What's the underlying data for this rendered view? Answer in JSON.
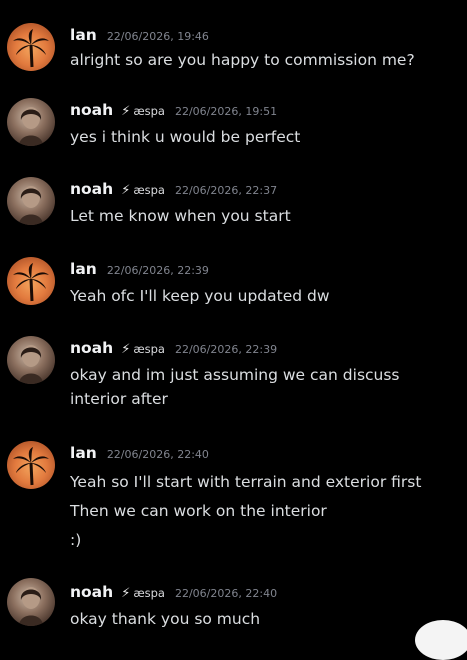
{
  "messages": [
    {
      "author": "lan",
      "tag": "",
      "time": "22/06/2026, 19:46",
      "lines": [
        "alright so are you happy to commission me?"
      ]
    },
    {
      "author": "noah",
      "tag": "æspa",
      "time": "22/06/2026, 19:51",
      "lines": [
        "yes i think u would be perfect"
      ]
    },
    {
      "author": "noah",
      "tag": "æspa",
      "time": "22/06/2026, 22:37",
      "lines": [
        "Let me know when you start"
      ]
    },
    {
      "author": "lan",
      "tag": "",
      "time": "22/06/2026, 22:39",
      "lines": [
        "Yeah ofc I'll keep you updated dw"
      ]
    },
    {
      "author": "noah",
      "tag": "æspa",
      "time": "22/06/2026, 22:39",
      "lines": [
        "okay and im just assuming we can discuss",
        "interior after"
      ]
    },
    {
      "author": "lan",
      "tag": "",
      "time": "22/06/2026, 22:40",
      "lines": [
        "Yeah so I'll start with terrain and exterior first",
        "Then we can work on the interior",
        ":)"
      ]
    },
    {
      "author": "noah",
      "tag": "æspa",
      "time": "22/06/2026, 22:40",
      "lines": [
        "okay thank you so much"
      ]
    }
  ],
  "icons": {
    "tag_icon": "lightning-bolt-icon",
    "lan_avatar": "palm-tree-sunset-avatar",
    "noah_avatar": "photo-avatar"
  },
  "colors": {
    "background": "#000000",
    "username": "#f2f3f5",
    "message": "#dbdee1",
    "timestamp": "#80848e"
  }
}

**GIVEN PROBLEM**
Look through the data above. Copy every line with the string "start" in it.

**THE COMPLETED TASK**
        "Let me know when you start"
        "Yeah so I'll start with terrain and exterior first",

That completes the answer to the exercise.